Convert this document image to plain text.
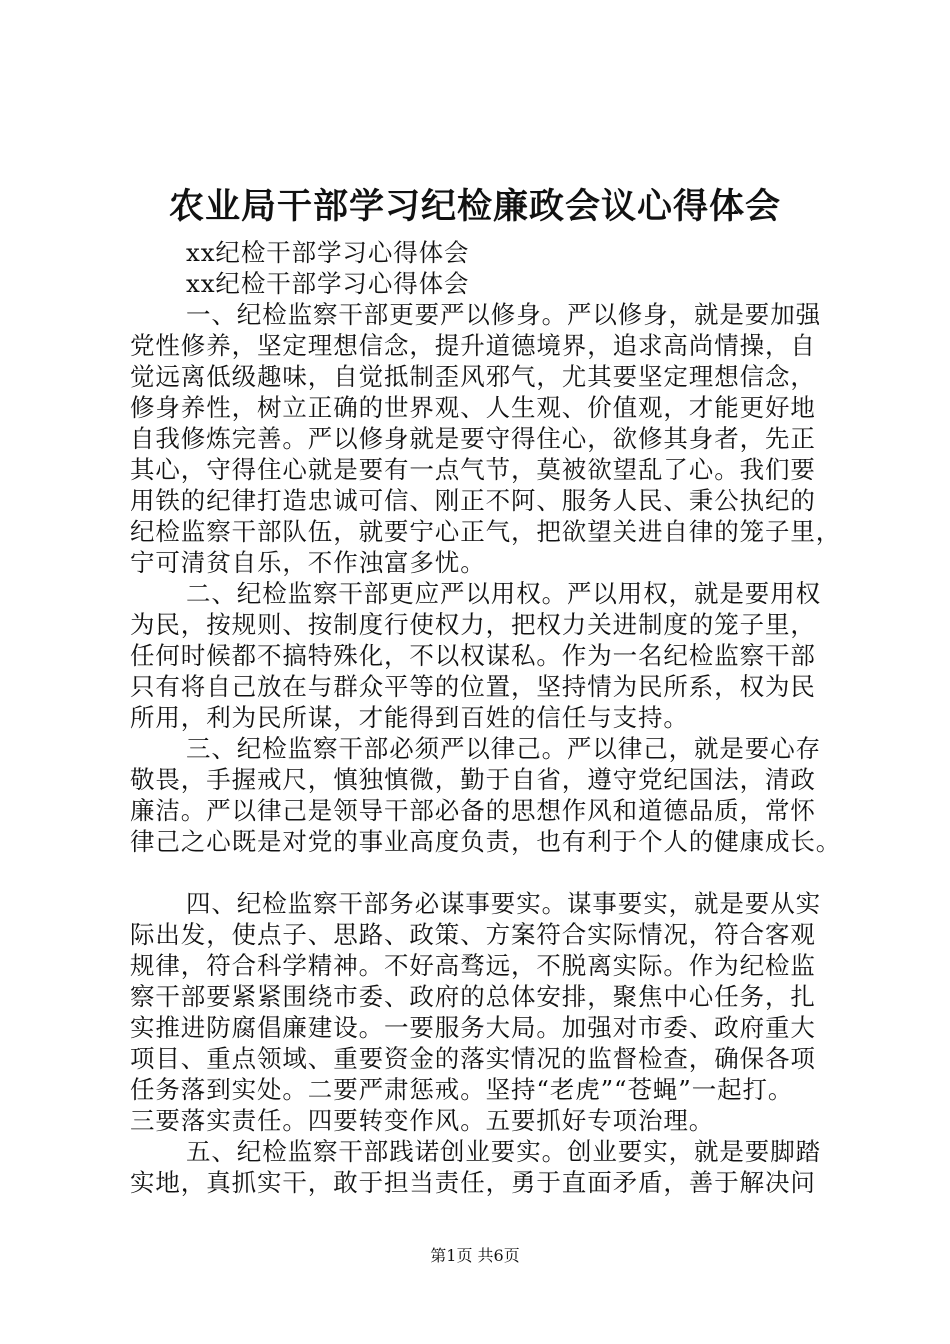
农业局干部学习纪检廉政会议心得体会
xx纪检干部学习心得体会
xx纪检干部学习心得体会
一、纪检监察干部更要严以修身。严以修身，就是要加强
党性修养，坚定理想信念，提升道德境界，追求高尚情操，自
觉远离低级趣味，自觉抵制歪风邪气，尤其要坚定理想信念，
修身养性，树立正确的世界观、人生观、价值观，才能更好地
自我修炼完善。严以修身就是要守得住心，欲修其身者，先正
其心，守得住心就是要有一点气节，莫被欲望乱了心。我们要
用铁的纪律打造忠诚可信、刚正不阿、服务人民、秉公执纪的
纪检监察干部队伍，就要宁心正气，把欲望关进自律的笼子里，
宁可清贫自乐，不作浊富多忧。
二、纪检监察干部更应严以用权。严以用权，就是要用权
为民，按规则、按制度行使权力，把权力关进制度的笼子里，
任何时候都不搞特殊化，不以权谋私。作为一名纪检监察干部
只有将自己放在与群众平等的位置，坚持情为民所系，权为民
所用，利为民所谋，才能得到百姓的信任与支持。
三、纪检监察干部必须严以律己。严以律己，就是要心存
敬畏，手握戒尺，慎独慎微，勤于自省，遵守党纪国法，清政
廉洁。严以律己是领导干部必备的思想作风和道德品质，常怀
律己之心既是对党的事业高度负责，也有利于个人的健康成长。
四、纪检监察干部务必谋事要实。谋事要实，就是要从实
际出发，使点子、思路、政策、方案符合实际情况，符合客观
规律，符合科学精神。不好高骛远，不脱离实际。作为纪检监
察干部要紧紧围绕市委、政府的总体安排，聚焦中心任务，扎
实推进防腐倡廉建设。一要服务大局。加强对市委、政府重大
项目、重点领域、重要资金的落实情况的监督检查，确保各项
任务落到实处。二要严肃惩戒。坚持“老虎”“苍蝇”一起打。
三要落实责任。四要转变作风。五要抓好专项治理。
五、纪检监察干部践诺创业要实。创业要实，就是要脚踏
实地，真抓实干，敢于担当责任，勇于直面矛盾，善于解决问
第1页 共6页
- - - - -
» **Work required**
Leave out the pictures and copy the rest of the material above exactly.

» **Answer below**
Convert this document image to plain text.
农业局干部学习纪检廉政会议心得体会
xx纪检干部学习心得体会
xx纪检干部学习心得体会
一、纪检监察干部更要严以修身。严以修身，就是要加强
党性修养，坚定理想信念，提升道德境界，追求高尚情操，自
觉远离低级趣味，自觉抵制歪风邪气，尤其要坚定理想信念，
修身养性，树立正确的世界观、人生观、价值观，才能更好地
自我修炼完善。严以修身就是要守得住心，欲修其身者，先正
其心，守得住心就是要有一点气节，莫被欲望乱了心。我们要
用铁的纪律打造忠诚可信、刚正不阿、服务人民、秉公执纪的
纪检监察干部队伍，就要宁心正气，把欲望关进自律的笼子里，
宁可清贫自乐，不作浊富多忧。
二、纪检监察干部更应严以用权。严以用权，就是要用权
为民，按规则、按制度行使权力，把权力关进制度的笼子里，
任何时候都不搞特殊化，不以权谋私。作为一名纪检监察干部
只有将自己放在与群众平等的位置，坚持情为民所系，权为民
所用，利为民所谋，才能得到百姓的信任与支持。
三、纪检监察干部必须严以律己。严以律己，就是要心存
敬畏，手握戒尺，慎独慎微，勤于自省，遵守党纪国法，清政
廉洁。严以律己是领导干部必备的思想作风和道德品质，常怀
律己之心既是对党的事业高度负责，也有利于个人的健康成长。
四、纪检监察干部务必谋事要实。谋事要实，就是要从实
际出发，使点子、思路、政策、方案符合实际情况，符合客观
规律，符合科学精神。不好高骛远，不脱离实际。作为纪检监
察干部要紧紧围绕市委、政府的总体安排，聚焦中心任务，扎
实推进防腐倡廉建设。一要服务大局。加强对市委、政府重大
项目、重点领域、重要资金的落实情况的监督检查，确保各项
任务落到实处。二要严肃惩戒。坚持“老虎”“苍蝇”一起打。
三要落实责任。四要转变作风。五要抓好专项治理。
五、纪检监察干部践诺创业要实。创业要实，就是要脚踏
实地，真抓实干，敢于担当责任，勇于直面矛盾，善于解决问
第1页 共6页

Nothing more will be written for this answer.